= Task statement =
Starting at the line that contains "Decode this image", write out each line through the end of the data below, exactly as it stands. Skip any pictures.

= Supplied data =
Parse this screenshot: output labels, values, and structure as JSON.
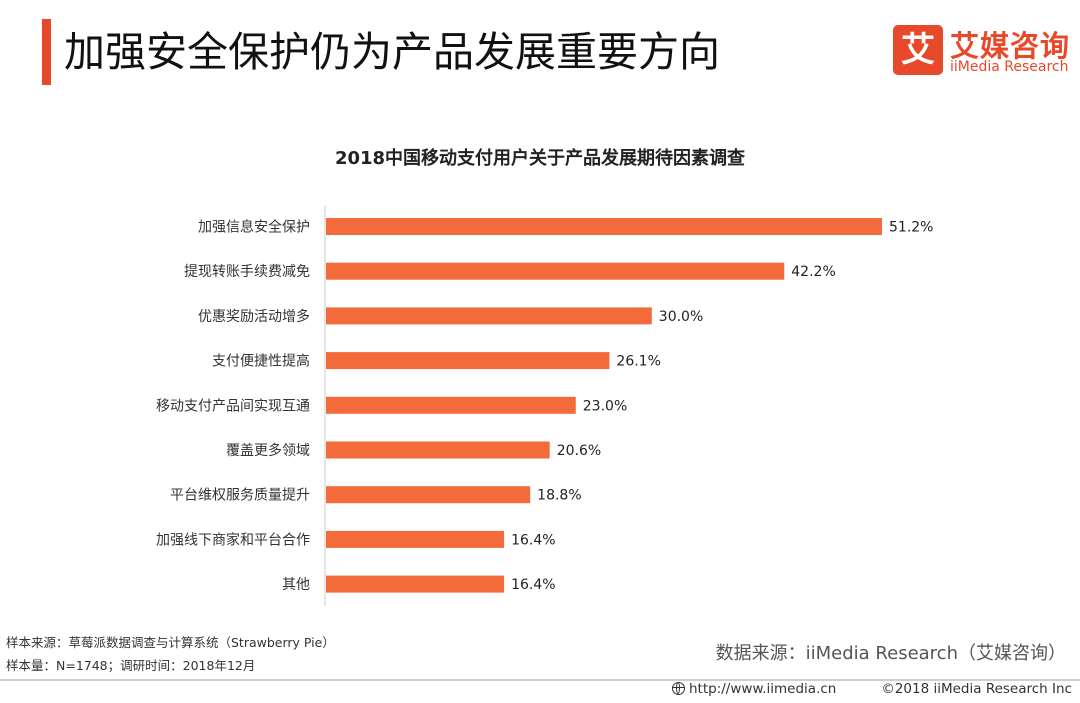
{
  "header": {
    "title": "加强安全保护仍为产品发展重要方向"
  },
  "brand": {
    "mark": "艾",
    "name_cn": "艾媒咨询",
    "name_en": "iiMedia Research",
    "color": "#e8492a"
  },
  "chart_data": {
    "type": "bar",
    "orientation": "horizontal",
    "title": "2018中国移动支付用户关于产品发展期待因素调查",
    "categories": [
      "加强信息安全保护",
      "提现转账手续费减免",
      "优惠奖励活动增多",
      "支付便捷性提高",
      "移动支付产品间实现互通",
      "覆盖更多领域",
      "平台维权服务质量提升",
      "加强线下商家和平台合作",
      "其他"
    ],
    "values": [
      51.2,
      42.2,
      30.0,
      26.1,
      23.0,
      20.6,
      18.8,
      16.4,
      16.4
    ],
    "value_labels": [
      "51.2%",
      "42.2%",
      "30.0%",
      "26.1%",
      "23.0%",
      "20.6%",
      "18.8%",
      "16.4%",
      "16.4%"
    ],
    "xlim": [
      0,
      51.2
    ],
    "bar_color": "#f36b3a",
    "axis_color": "#cccccc",
    "grid": false,
    "legend": "none"
  },
  "notes": {
    "sample_source": "样本来源：草莓派数据调查与计算系统（Strawberry Pie）",
    "sample_size": "样本量：N=1748；调研时间：2018年12月",
    "data_source": "数据来源：iiMedia Research（艾媒咨询）"
  },
  "footer": {
    "url": "http://www.iimedia.cn",
    "copyright": "©2018  iiMedia Research Inc"
  }
}
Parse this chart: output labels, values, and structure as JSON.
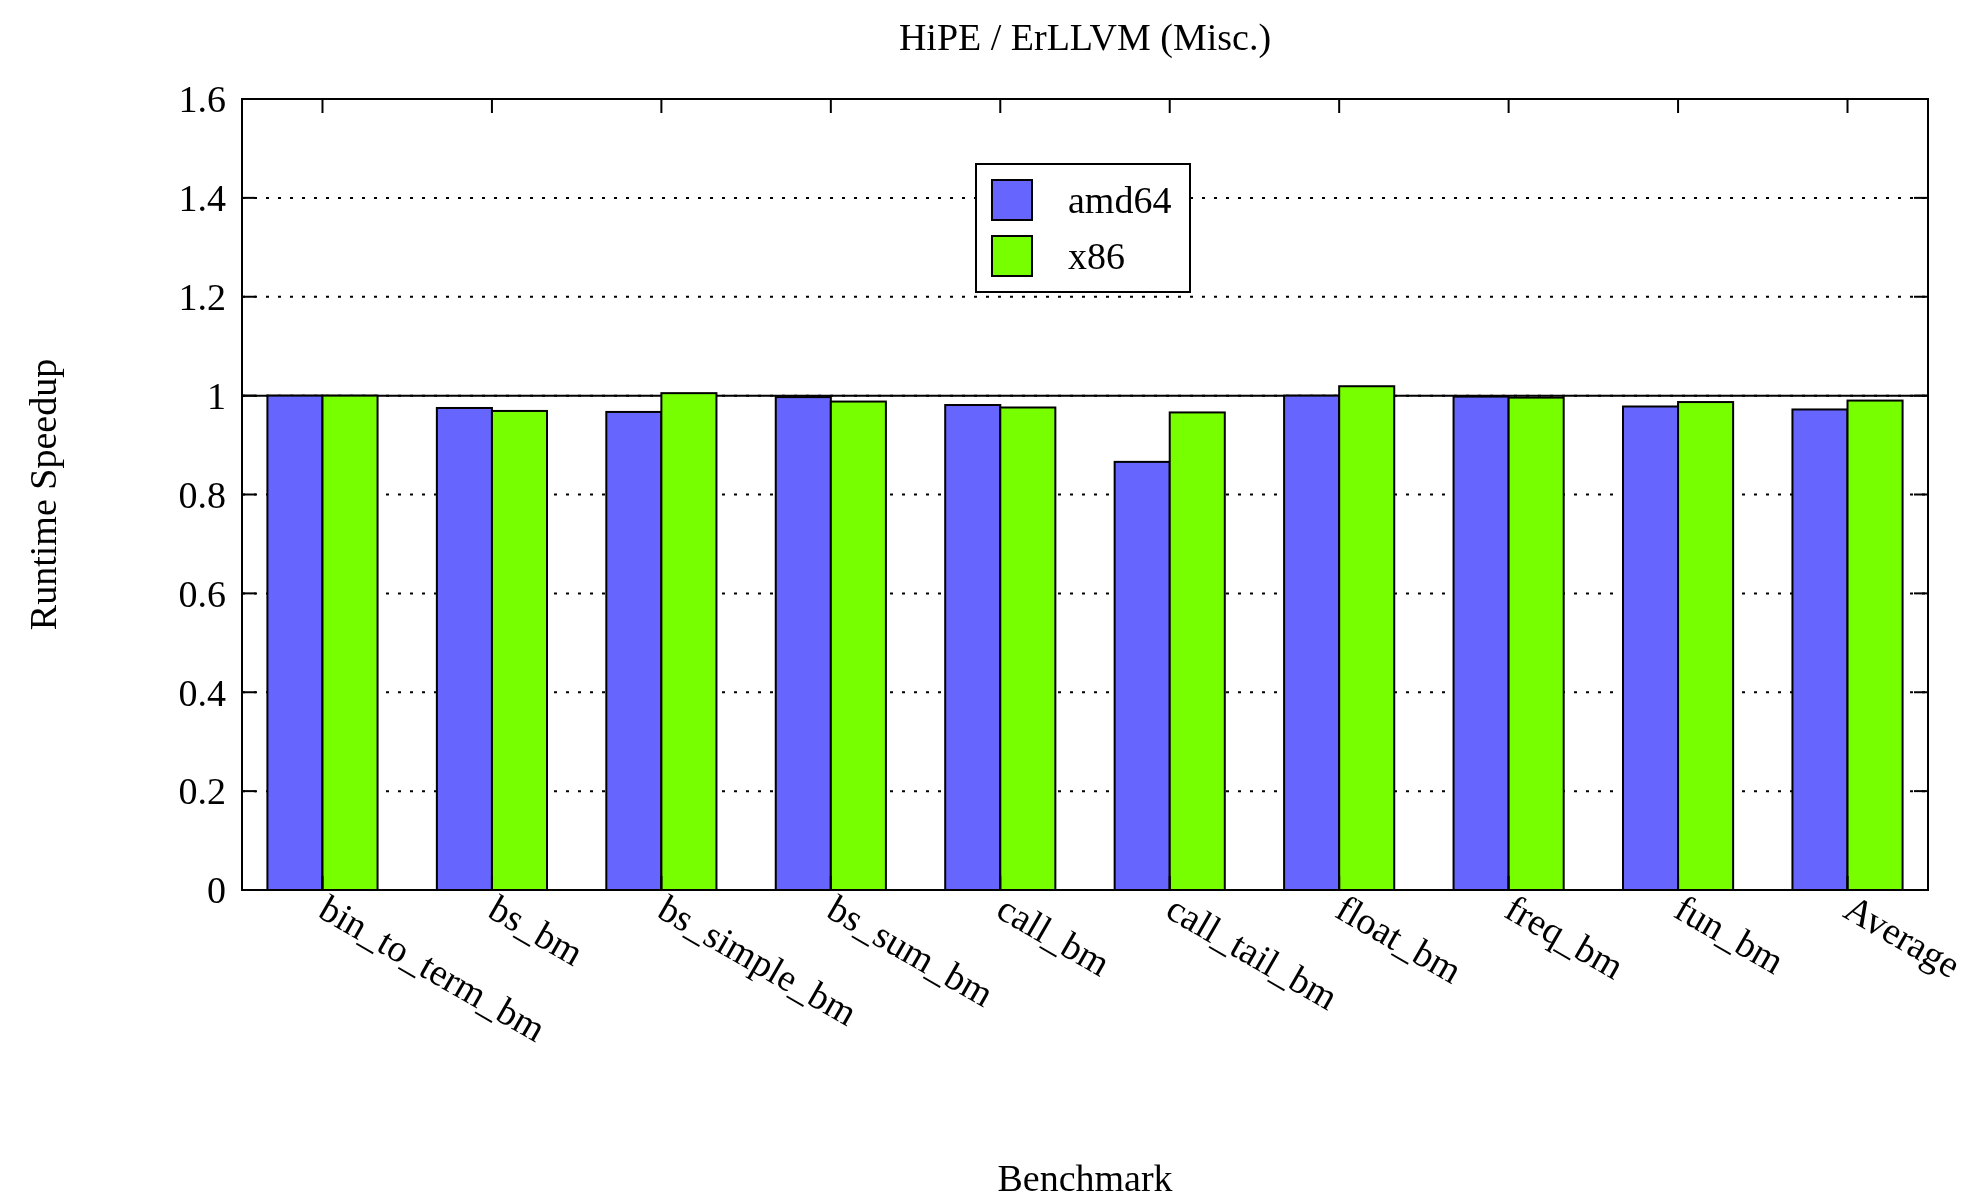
{
  "chart_data": {
    "type": "bar",
    "title": "HiPE / ErLLVM (Misc.)",
    "xlabel": "Benchmark",
    "ylabel": "Runtime Speedup",
    "categories": [
      "bin_to_term_bm",
      "bs_bm",
      "bs_simple_bm",
      "bs_sum_bm",
      "call_bm",
      "call_tail_bm",
      "float_bm",
      "freq_bm",
      "fun_bm",
      "Average"
    ],
    "series": [
      {
        "name": "amd64",
        "color": "#6666ff",
        "values": [
          1.0,
          0.975,
          0.967,
          0.997,
          0.981,
          0.866,
          1.0,
          0.998,
          0.978,
          0.972
        ]
      },
      {
        "name": "x86",
        "color": "#77ff00",
        "values": [
          1.0,
          0.969,
          1.005,
          0.988,
          0.976,
          0.966,
          1.019,
          0.996,
          0.987,
          0.99
        ]
      }
    ],
    "ylim": [
      0,
      1.6
    ],
    "yticks": [
      0,
      0.2,
      0.4,
      0.6,
      0.8,
      1,
      1.2,
      1.4,
      1.6
    ],
    "ref_lines": [
      {
        "axis": "y",
        "value": 1
      }
    ],
    "grid": "y",
    "legend": "top"
  }
}
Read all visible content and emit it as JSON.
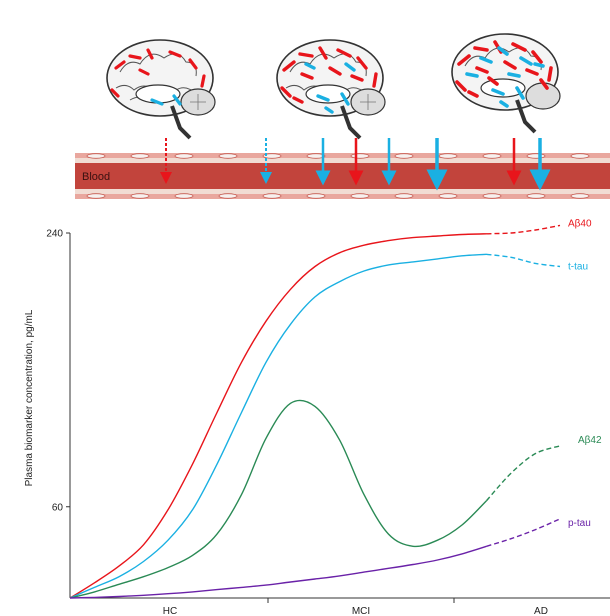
{
  "illustration": {
    "blood_label": "Blood",
    "brain_stages": [
      "early",
      "middle",
      "late"
    ]
  },
  "chart_data": {
    "type": "line",
    "title": "",
    "xlabel": "",
    "ylabel": "Plasma biomarker concentration, pg/mL",
    "x_categories": [
      "HC",
      "MCI",
      "AD"
    ],
    "x": [
      0,
      0.05,
      0.1,
      0.15,
      0.2,
      0.25,
      0.3,
      0.35,
      0.4,
      0.45,
      0.5,
      0.55,
      0.6,
      0.65,
      0.7,
      0.75,
      0.8,
      0.85,
      0.9,
      0.95,
      1.0
    ],
    "xlim": [
      0,
      1
    ],
    "yticks": [
      60,
      240
    ],
    "ylim": [
      0,
      240
    ],
    "solid_until": 0.85,
    "grid": false,
    "legend": "inline labels at line ends",
    "series": [
      {
        "name": "Aβ40",
        "color": "#e8151b",
        "values": [
          0,
          10,
          21,
          35,
          58,
          88,
          122,
          155,
          182,
          203,
          218,
          227,
          232,
          235,
          237,
          238,
          239,
          239.5,
          240,
          242,
          245
        ]
      },
      {
        "name": "t-tau",
        "color": "#1ab0e2",
        "values": [
          0,
          7,
          14,
          24,
          38,
          58,
          88,
          122,
          155,
          180,
          198,
          208,
          215,
          219,
          221,
          223,
          225,
          226,
          224,
          220,
          218
        ]
      },
      {
        "name": "Aβ42",
        "color": "#2a8a55",
        "values": [
          0,
          4,
          9,
          14,
          20,
          28,
          42,
          68,
          105,
          128,
          126,
          104,
          68,
          42,
          34,
          38,
          48,
          64,
          82,
          95,
          100
        ]
      },
      {
        "name": "p-tau",
        "color": "#6a22a8",
        "values": [
          0,
          0.4,
          1,
          1.8,
          2.8,
          4,
          5.5,
          7,
          8.5,
          10.5,
          12.5,
          14.5,
          17,
          19.5,
          22,
          25,
          29,
          34,
          39,
          45,
          52
        ]
      }
    ]
  }
}
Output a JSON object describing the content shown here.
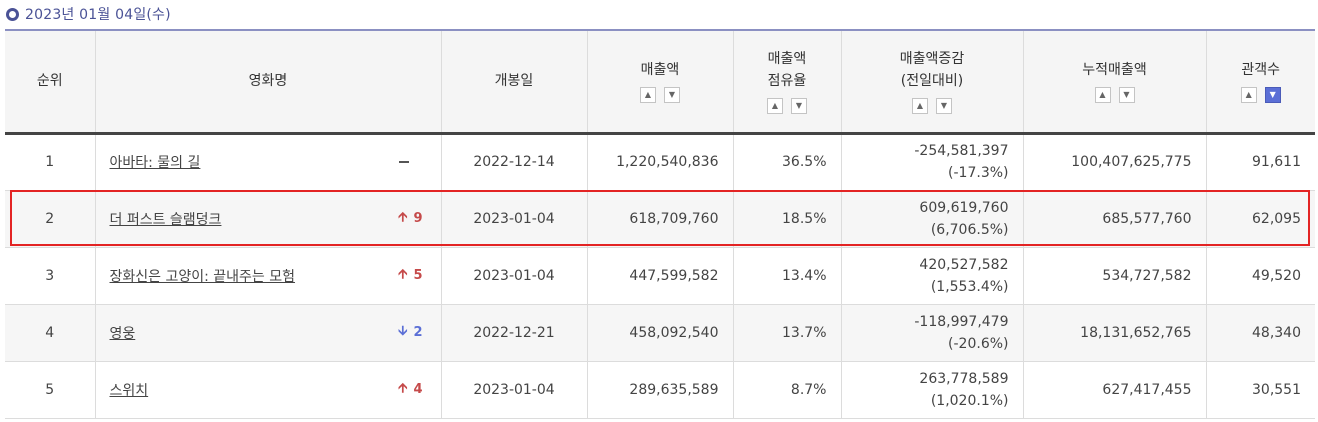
{
  "date_label": "2023년 01월 04일(수)",
  "headers": {
    "rank": "순위",
    "title": "영화명",
    "release": "개봉일",
    "sales": "매출액",
    "share_line1": "매출액",
    "share_line2": "점유율",
    "change_line1": "매출액증감",
    "change_line2": "(전일대비)",
    "cumulative": "누적매출액",
    "audience": "관객수"
  },
  "sort_controls": {
    "up_glyph": "▲",
    "down_glyph": "▼",
    "active_column": "audience"
  },
  "colors": {
    "accent": "#4a5296",
    "up": "#c54a4a",
    "down": "#5b6fd6",
    "highlight": "#e32424"
  },
  "rows": [
    {
      "rank": "1",
      "title": "아바타: 물의 길",
      "change_dir": "same",
      "change_glyph": "",
      "change_num": "",
      "release": "2022-12-14",
      "sales": "1,220,540,836",
      "share": "36.5%",
      "diff": "-254,581,397",
      "diff_pct": "(-17.3%)",
      "cumulative": "100,407,625,775",
      "audience": "91,611"
    },
    {
      "rank": "2",
      "title": "더 퍼스트 슬램덩크",
      "change_dir": "up",
      "change_glyph": "🡩",
      "change_num": "9",
      "release": "2023-01-04",
      "sales": "618,709,760",
      "share": "18.5%",
      "diff": "609,619,760",
      "diff_pct": "(6,706.5%)",
      "cumulative": "685,577,760",
      "audience": "62,095",
      "highlighted": true
    },
    {
      "rank": "3",
      "title": "장화신은 고양이: 끝내주는 모험",
      "change_dir": "up",
      "change_glyph": "🡩",
      "change_num": "5",
      "release": "2023-01-04",
      "sales": "447,599,582",
      "share": "13.4%",
      "diff": "420,527,582",
      "diff_pct": "(1,553.4%)",
      "cumulative": "534,727,582",
      "audience": "49,520"
    },
    {
      "rank": "4",
      "title": "영웅",
      "change_dir": "down",
      "change_glyph": "🡫",
      "change_num": "2",
      "release": "2022-12-21",
      "sales": "458,092,540",
      "share": "13.7%",
      "diff": "-118,997,479",
      "diff_pct": "(-20.6%)",
      "cumulative": "18,131,652,765",
      "audience": "48,340"
    },
    {
      "rank": "5",
      "title": "스위치",
      "change_dir": "up",
      "change_glyph": "🡩",
      "change_num": "4",
      "release": "2023-01-04",
      "sales": "289,635,589",
      "share": "8.7%",
      "diff": "263,778,589",
      "diff_pct": "(1,020.1%)",
      "cumulative": "627,417,455",
      "audience": "30,551"
    }
  ]
}
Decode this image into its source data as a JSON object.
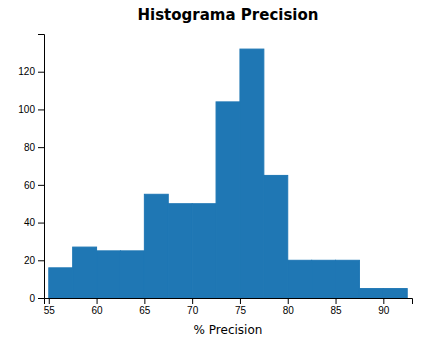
{
  "chart_data": {
    "type": "histogram",
    "title": "Histograma Precision",
    "xlabel": "% Precision",
    "bins": [
      55,
      57.5,
      60,
      62.5,
      65,
      67.5,
      70,
      72.5,
      75,
      77.5,
      80,
      82.5,
      85,
      87.5,
      90,
      92.5
    ],
    "values": [
      16,
      27,
      25,
      25,
      55,
      50,
      50,
      104,
      132,
      65,
      20,
      20,
      20,
      5,
      5
    ],
    "color": "#1f77b4",
    "xlim": [
      54.5,
      93.0
    ],
    "ylim": [
      0,
      140
    ],
    "xticks": [
      55,
      60,
      65,
      70,
      75,
      80,
      85,
      90
    ],
    "yticks": [
      0,
      20,
      40,
      60,
      80,
      100,
      120
    ]
  }
}
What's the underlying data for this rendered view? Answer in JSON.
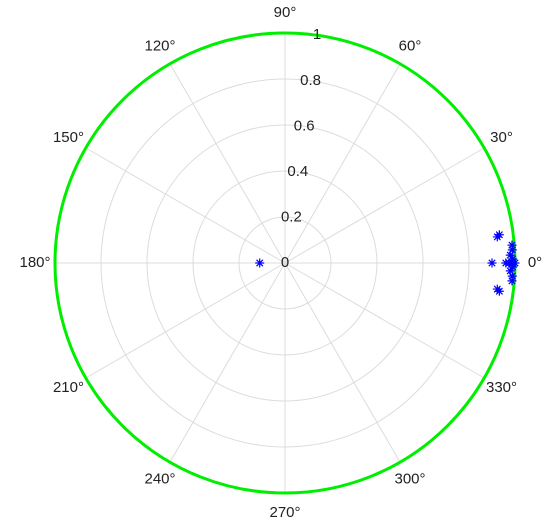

= Written solution =
Decode this image into its source data as a JSON object.
{
  "chart_data": {
    "type": "histogram",
    "title": "Histograma Precision",
    "xlabel": "% Precision",
    "bins": [
      55,
      57.5,
      60,
      62.5,
      65,
      67.5,
      70,
      72.5,
      75,
      77.5,
      80,
      82.5,
      85,
      87.5,
      90,
      92.5
    ],
    "values": [
      16,
      27,
      25,
      25,
      55,
      50,
      50,
      104,
      132,
      65,
      20,
      20,
      20,
      5,
      5
    ],
    "color": "#1f77b4",
    "xlim": [
      54.5,
      93.0
    ],
    "ylim": [
      0,
      140
    ],
    "xticks": [
      55,
      60,
      65,
      70,
      75,
      80,
      85,
      90
    ],
    "yticks": [
      0,
      20,
      40,
      60,
      80,
      100,
      120
    ]
  }
}
What's the underlying data for this rendered view? Answer in JSON.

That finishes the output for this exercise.